Write out the material again exactly, please, and omit the pictures.

**********

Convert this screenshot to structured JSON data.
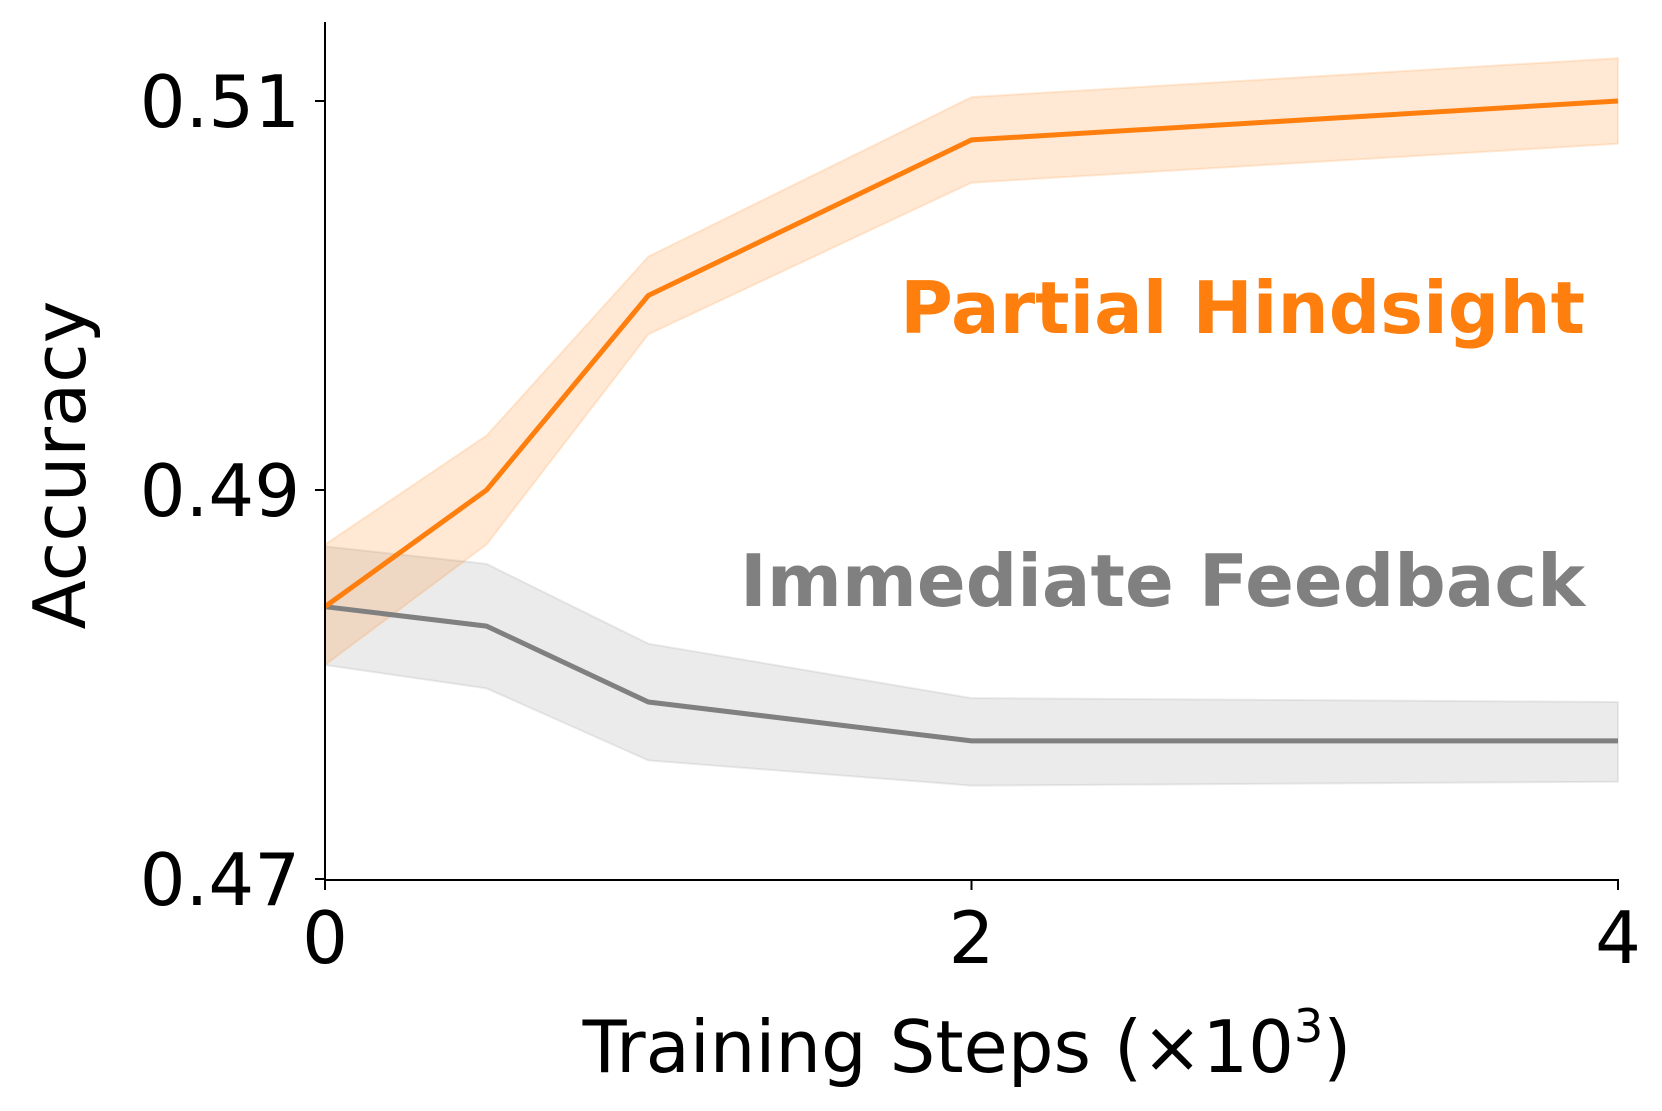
{
  "chart_data": {
    "type": "line",
    "title": "",
    "xlabel": "Training Steps (×10",
    "xlabel_exponent": "3",
    "xlabel_close": ")",
    "ylabel": "Accuracy",
    "xlim": [
      0,
      4
    ],
    "ylim": [
      0.47,
      0.5143
    ],
    "xticks": [
      0,
      2,
      4
    ],
    "xtick_labels": [
      "0",
      "2",
      "4"
    ],
    "yticks": [
      0.47,
      0.49,
      0.51
    ],
    "ytick_labels": [
      "0.47",
      "0.49",
      "0.51"
    ],
    "grid": false,
    "legend": "none (inline labels)",
    "x": [
      0,
      0.5,
      1,
      2,
      4
    ],
    "series": [
      {
        "name": "Partial Hindsight",
        "color": "#ff7f0e",
        "values": [
          0.484,
          0.49,
          0.5,
          0.508,
          0.51
        ],
        "lower": [
          0.481,
          0.4872,
          0.498,
          0.5058,
          0.5078
        ],
        "upper": [
          0.4872,
          0.4928,
          0.502,
          0.5102,
          0.5122
        ]
      },
      {
        "name": "Immediate Feedback",
        "color": "#808080",
        "values": [
          0.484,
          0.483,
          0.4791,
          0.4771,
          0.4771
        ],
        "lower": [
          0.481,
          0.4798,
          0.4761,
          0.4748,
          0.475
        ],
        "upper": [
          0.4871,
          0.4862,
          0.4821,
          0.4793,
          0.4791
        ]
      }
    ]
  }
}
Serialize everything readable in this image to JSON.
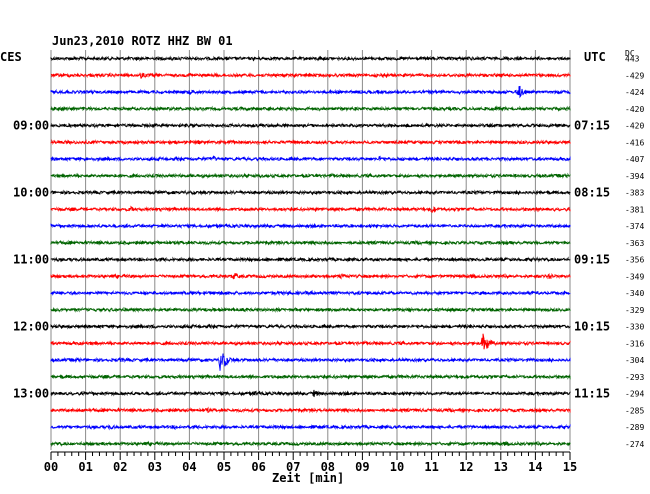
{
  "header": {
    "station": "Jun23,2010   ROTZ HHZ BW 01",
    "left_zone": "CES",
    "right_zone": "UTC",
    "offset_label": "DC"
  },
  "chart_data": {
    "type": "line",
    "subtype": "helicorder",
    "xlabel": "Zeit [min]",
    "x_ticks": [
      "00",
      "01",
      "02",
      "03",
      "04",
      "05",
      "06",
      "07",
      "08",
      "09",
      "10",
      "11",
      "12",
      "13",
      "14",
      "15"
    ],
    "xlim": [
      0,
      15
    ],
    "trace_colors": [
      "#000000",
      "#ff0000",
      "#0000ff",
      "#006400"
    ],
    "left_hour_labels": [
      {
        "row": 4,
        "label": "09:00"
      },
      {
        "row": 8,
        "label": "10:00"
      },
      {
        "row": 12,
        "label": "11:00"
      },
      {
        "row": 16,
        "label": "12:00"
      },
      {
        "row": 20,
        "label": "13:00"
      }
    ],
    "right_hour_labels": [
      {
        "row": 4,
        "label": "07:15"
      },
      {
        "row": 8,
        "label": "08:15"
      },
      {
        "row": 12,
        "label": "09:15"
      },
      {
        "row": 16,
        "label": "10:15"
      },
      {
        "row": 20,
        "label": "11:15"
      }
    ],
    "dc_offsets": [
      "443",
      "-429",
      "-424",
      "-420",
      "-420",
      "-416",
      "-407",
      "-394",
      "-383",
      "-381",
      "-374",
      "-363",
      "-356",
      "-349",
      "-340",
      "-329",
      "-330",
      "-316",
      "-304",
      "-293",
      "-294",
      "-285",
      "-289",
      "-274"
    ],
    "events": [
      {
        "row": 1,
        "minute": 2.6,
        "amp": 4
      },
      {
        "row": 1,
        "minute": 4.0,
        "amp": 3
      },
      {
        "row": 2,
        "minute": 4.0,
        "amp": 3
      },
      {
        "row": 2,
        "minute": 13.5,
        "amp": 8
      },
      {
        "row": 3,
        "minute": 12.8,
        "amp": 3
      },
      {
        "row": 6,
        "minute": 4.7,
        "amp": 3
      },
      {
        "row": 6,
        "minute": 9.5,
        "amp": 3
      },
      {
        "row": 9,
        "minute": 11.0,
        "amp": 4
      },
      {
        "row": 9,
        "minute": 2.3,
        "amp": 3
      },
      {
        "row": 13,
        "minute": 5.3,
        "amp": 4
      },
      {
        "row": 13,
        "minute": 8.4,
        "amp": 4
      },
      {
        "row": 13,
        "minute": 14.4,
        "amp": 4
      },
      {
        "row": 17,
        "minute": 12.5,
        "amp": 12
      },
      {
        "row": 18,
        "minute": 4.9,
        "amp": 14
      },
      {
        "row": 18,
        "minute": 2.0,
        "amp": 3
      },
      {
        "row": 20,
        "minute": 7.6,
        "amp": 4
      },
      {
        "row": 20,
        "minute": 5.9,
        "amp": 3
      },
      {
        "row": 21,
        "minute": 4.5,
        "amp": 3
      },
      {
        "row": 22,
        "minute": 1.7,
        "amp": 3
      },
      {
        "row": 22,
        "minute": 3.6,
        "amp": 3
      }
    ]
  }
}
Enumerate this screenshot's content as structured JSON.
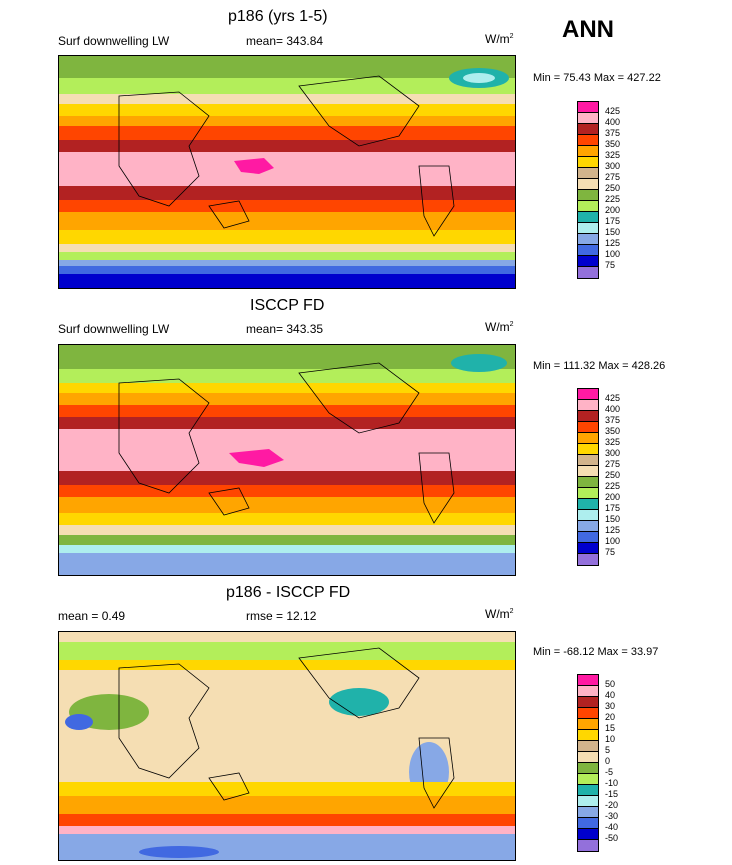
{
  "season": "ANN",
  "units_base": "W/m",
  "units_sup": "2",
  "panels": [
    {
      "title": "p186 (yrs 1-5)",
      "left_label": "Surf downwelling LW",
      "center_label": "mean= 343.84",
      "minmax": "Min =  75.43 Max = 427.22",
      "levels": [
        "425",
        "400",
        "375",
        "350",
        "325",
        "300",
        "275",
        "250",
        "225",
        "200",
        "175",
        "150",
        "125",
        "100",
        "75"
      ]
    },
    {
      "title": "ISCCP FD",
      "left_label": "Surf downwelling LW",
      "center_label": "mean= 343.35",
      "minmax": "Min = 111.32 Max = 428.26",
      "levels": [
        "425",
        "400",
        "375",
        "350",
        "325",
        "300",
        "275",
        "250",
        "225",
        "200",
        "175",
        "150",
        "125",
        "100",
        "75"
      ]
    },
    {
      "title": "p186 - ISCCP FD",
      "left_label": "mean =   0.49",
      "center_label": "rmse =  12.12",
      "minmax": "Min = -68.12 Max =  33.97",
      "levels": [
        "50",
        "40",
        "30",
        "20",
        "15",
        "10",
        "5",
        "0",
        "-5",
        "-10",
        "-15",
        "-20",
        "-30",
        "-40",
        "-50"
      ]
    }
  ],
  "colors": {
    "levels": [
      "#ff1aa3",
      "#ffb3c6",
      "#b22222",
      "#ff4500",
      "#ffa500",
      "#ffd700",
      "#d2b48c",
      "#f5deb3",
      "#7fb53f",
      "#b3ee5a",
      "#20b2aa",
      "#aeeeee",
      "#87a8e6",
      "#4169e1",
      "#0000cd",
      "#9370db"
    ]
  }
}
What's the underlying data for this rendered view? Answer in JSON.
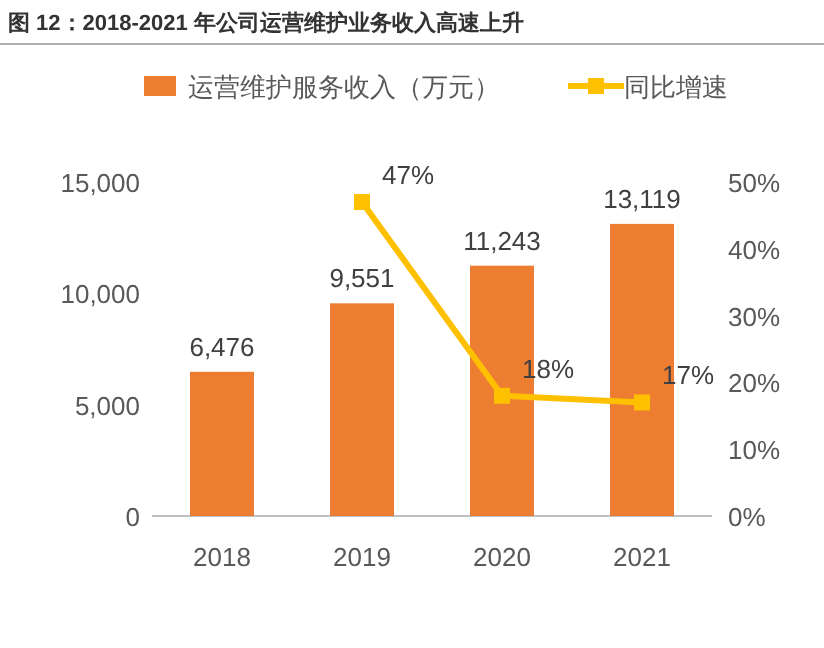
{
  "chart_data": {
    "type": "bar",
    "title": "图 12：2018-2021 年公司运营维护业务收入高速上升",
    "categories": [
      "2018",
      "2019",
      "2020",
      "2021"
    ],
    "series": [
      {
        "name": "运营维护服务收入（万元）",
        "color": "#ed7d31",
        "values": [
          6476,
          9551,
          11243,
          13119
        ],
        "value_labels": [
          "6,476",
          "9,551",
          "11,243",
          "13,119"
        ]
      },
      {
        "name": "同比增速",
        "type": "line",
        "axis": "y2",
        "color": "#ffc000",
        "marker": "square",
        "values": [
          null,
          47,
          18,
          17
        ],
        "value_labels": [
          null,
          "47%",
          "18%",
          "17%"
        ]
      }
    ],
    "ylim": [
      0,
      15000
    ],
    "yticks": [
      0,
      {
        "value": 5000,
        "label": "5,000"
      },
      {
        "value": 10000,
        "label": "10,000"
      },
      {
        "value": 15000,
        "label": "15,000"
      }
    ],
    "y2lim": [
      0,
      50
    ],
    "y2ticks": [
      {
        "value": 0,
        "label": "0%"
      },
      {
        "value": 10,
        "label": "10%"
      },
      {
        "value": 20,
        "label": "20%"
      },
      {
        "value": 30,
        "label": "30%"
      },
      {
        "value": 40,
        "label": "40%"
      },
      {
        "value": 50,
        "label": "50%"
      }
    ],
    "legend": "top"
  }
}
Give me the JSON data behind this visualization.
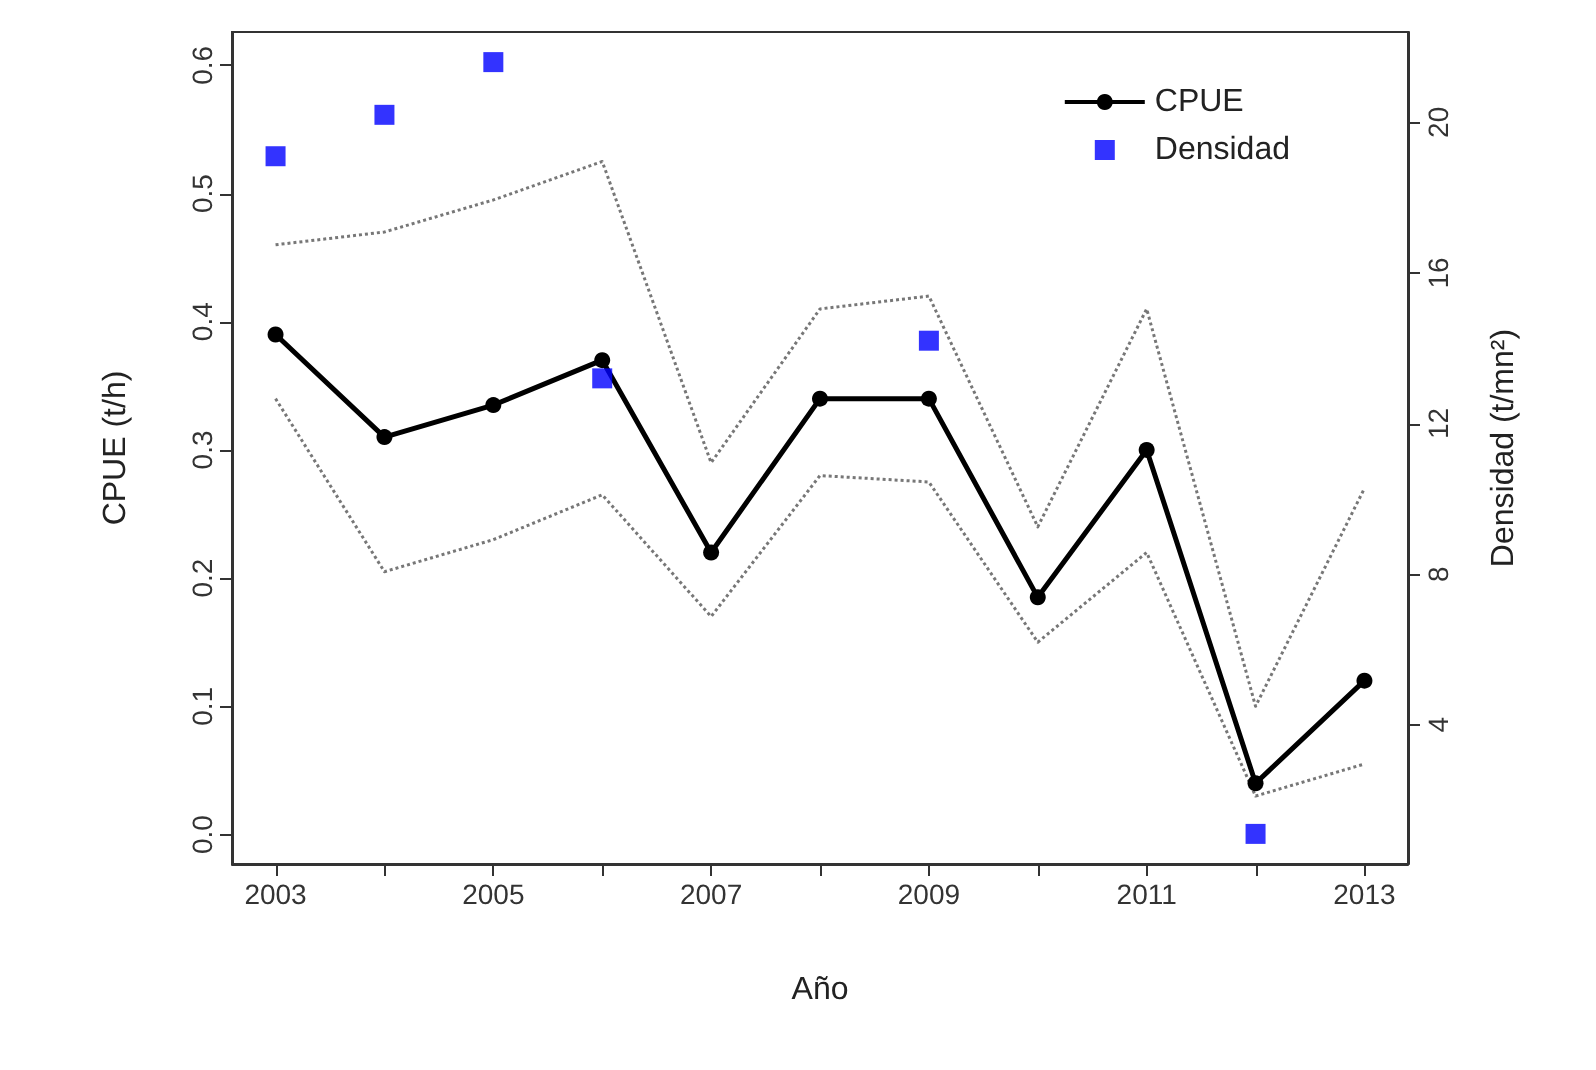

**********

• _Answer below_
Convert this screenshot to structured JSON data.
{
  "chart_data": {
    "type": "line",
    "title": "",
    "xlabel": "Training Steps (×10",
    "xlabel_exponent": "3",
    "xlabel_close": ")",
    "ylabel": "Accuracy",
    "xlim": [
      0,
      4
    ],
    "ylim": [
      0.47,
      0.5143
    ],
    "xticks": [
      0,
      2,
      4
    ],
    "xtick_labels": [
      "0",
      "2",
      "4"
    ],
    "yticks": [
      0.47,
      0.49,
      0.51
    ],
    "ytick_labels": [
      "0.47",
      "0.49",
      "0.51"
    ],
    "grid": false,
    "legend": "none (inline labels)",
    "x": [
      0,
      0.5,
      1,
      2,
      4
    ],
    "series": [
      {
        "name": "Partial Hindsight",
        "color": "#ff7f0e",
        "values": [
          0.484,
          0.49,
          0.5,
          0.508,
          0.51
        ],
        "lower": [
          0.481,
          0.4872,
          0.498,
          0.5058,
          0.5078
        ],
        "upper": [
          0.4872,
          0.4928,
          0.502,
          0.5102,
          0.5122
        ]
      },
      {
        "name": "Immediate Feedback",
        "color": "#808080",
        "values": [
          0.484,
          0.483,
          0.4791,
          0.4771,
          0.4771
        ],
        "lower": [
          0.481,
          0.4798,
          0.4761,
          0.4748,
          0.475
        ],
        "upper": [
          0.4871,
          0.4862,
          0.4821,
          0.4793,
          0.4791
        ]
      }
    ]
  }
}
Serialize everything readable in this image to JSON.
{
  "header": {
    "station": "Jun23,2010   ROTZ HHZ BW 01",
    "left_zone": "CES",
    "right_zone": "UTC",
    "offset_label": "DC"
  },
  "chart_data": {
    "type": "line",
    "subtype": "helicorder",
    "xlabel": "Zeit [min]",
    "x_ticks": [
      "00",
      "01",
      "02",
      "03",
      "04",
      "05",
      "06",
      "07",
      "08",
      "09",
      "10",
      "11",
      "12",
      "13",
      "14",
      "15"
    ],
    "xlim": [
      0,
      15
    ],
    "trace_colors": [
      "#000000",
      "#ff0000",
      "#0000ff",
      "#006400"
    ],
    "left_hour_labels": [
      {
        "row": 4,
        "label": "09:00"
      },
      {
        "row": 8,
        "label": "10:00"
      },
      {
        "row": 12,
        "label": "11:00"
      },
      {
        "row": 16,
        "label": "12:00"
      },
      {
        "row": 20,
        "label": "13:00"
      }
    ],
    "right_hour_labels": [
      {
        "row": 4,
        "label": "07:15"
      },
      {
        "row": 8,
        "label": "08:15"
      },
      {
        "row": 12,
        "label": "09:15"
      },
      {
        "row": 16,
        "label": "10:15"
      },
      {
        "row": 20,
        "label": "11:15"
      }
    ],
    "dc_offsets": [
      "443",
      "-429",
      "-424",
      "-420",
      "-420",
      "-416",
      "-407",
      "-394",
      "-383",
      "-381",
      "-374",
      "-363",
      "-356",
      "-349",
      "-340",
      "-329",
      "-330",
      "-316",
      "-304",
      "-293",
      "-294",
      "-285",
      "-289",
      "-274"
    ],
    "events": [
      {
        "row": 1,
        "minute": 2.6,
        "amp": 4
      },
      {
        "row": 1,
        "minute": 4.0,
        "amp": 3
      },
      {
        "row": 2,
        "minute": 4.0,
        "amp": 3
      },
      {
        "row": 2,
        "minute": 13.5,
        "amp": 8
      },
      {
        "row": 3,
        "minute": 12.8,
        "amp": 3
      },
      {
        "row": 6,
        "minute": 4.7,
        "amp": 3
      },
      {
        "row": 6,
        "minute": 9.5,
        "amp": 3
      },
      {
        "row": 9,
        "minute": 11.0,
        "amp": 4
      },
      {
        "row": 9,
        "minute": 2.3,
        "amp": 3
      },
      {
        "row": 13,
        "minute": 5.3,
        "amp": 4
      },
      {
        "row": 13,
        "minute": 8.4,
        "amp": 4
      },
      {
        "row": 13,
        "minute": 14.4,
        "amp": 4
      },
      {
        "row": 17,
        "minute": 12.5,
        "amp": 12
      },
      {
        "row": 18,
        "minute": 4.9,
        "amp": 14
      },
      {
        "row": 18,
        "minute": 2.0,
        "amp": 3
      },
      {
        "row": 20,
        "minute": 7.6,
        "amp": 4
      },
      {
        "row": 20,
        "minute": 5.9,
        "amp": 3
      },
      {
        "row": 21,
        "minute": 4.5,
        "amp": 3
      },
      {
        "row": 22,
        "minute": 1.7,
        "amp": 3
      },
      {
        "row": 22,
        "minute": 3.6,
        "amp": 3
      }
    ]
  }
}
Enumerate this screenshot's content as structured JSON.
{
  "season": "ANN",
  "units_base": "W/m",
  "units_sup": "2",
  "panels": [
    {
      "title": "p186 (yrs 1-5)",
      "left_label": "Surf downwelling LW",
      "center_label": "mean= 343.84",
      "minmax": "Min =  75.43 Max = 427.22",
      "levels": [
        "425",
        "400",
        "375",
        "350",
        "325",
        "300",
        "275",
        "250",
        "225",
        "200",
        "175",
        "150",
        "125",
        "100",
        "75"
      ]
    },
    {
      "title": "ISCCP FD",
      "left_label": "Surf downwelling LW",
      "center_label": "mean= 343.35",
      "minmax": "Min = 111.32 Max = 428.26",
      "levels": [
        "425",
        "400",
        "375",
        "350",
        "325",
        "300",
        "275",
        "250",
        "225",
        "200",
        "175",
        "150",
        "125",
        "100",
        "75"
      ]
    },
    {
      "title": "p186 - ISCCP FD",
      "left_label": "mean =   0.49",
      "center_label": "rmse =  12.12",
      "minmax": "Min = -68.12 Max =  33.97",
      "levels": [
        "50",
        "40",
        "30",
        "20",
        "15",
        "10",
        "5",
        "0",
        "-5",
        "-10",
        "-15",
        "-20",
        "-30",
        "-40",
        "-50"
      ]
    }
  ],
  "colors": {
    "levels": [
      "#ff1aa3",
      "#ffb3c6",
      "#b22222",
      "#ff4500",
      "#ffa500",
      "#ffd700",
      "#d2b48c",
      "#f5deb3",
      "#7fb53f",
      "#b3ee5a",
      "#20b2aa",
      "#aeeeee",
      "#87a8e6",
      "#4169e1",
      "#0000cd",
      "#9370db"
    ]
  }
}
What's the underlying data for this rendered view? Answer in JSON.
{
  "chart_data": {
    "type": "bar",
    "title": "图 12：2018-2021 年公司运营维护业务收入高速上升",
    "categories": [
      "2018",
      "2019",
      "2020",
      "2021"
    ],
    "series": [
      {
        "name": "运营维护服务收入（万元）",
        "color": "#ed7d31",
        "values": [
          6476,
          9551,
          11243,
          13119
        ],
        "value_labels": [
          "6,476",
          "9,551",
          "11,243",
          "13,119"
        ]
      },
      {
        "name": "同比增速",
        "type": "line",
        "axis": "y2",
        "color": "#ffc000",
        "marker": "square",
        "values": [
          null,
          47,
          18,
          17
        ],
        "value_labels": [
          null,
          "47%",
          "18%",
          "17%"
        ]
      }
    ],
    "ylim": [
      0,
      15000
    ],
    "yticks": [
      0,
      {
        "value": 5000,
        "label": "5,000"
      },
      {
        "value": 10000,
        "label": "10,000"
      },
      {
        "value": 15000,
        "label": "15,000"
      }
    ],
    "y2lim": [
      0,
      50
    ],
    "y2ticks": [
      {
        "value": 0,
        "label": "0%"
      },
      {
        "value": 10,
        "label": "10%"
      },
      {
        "value": 20,
        "label": "20%"
      },
      {
        "value": 30,
        "label": "30%"
      },
      {
        "value": 40,
        "label": "40%"
      },
      {
        "value": 50,
        "label": "50%"
      }
    ],
    "legend": "top"
  }
}
Give me the JSON data behind this visualization.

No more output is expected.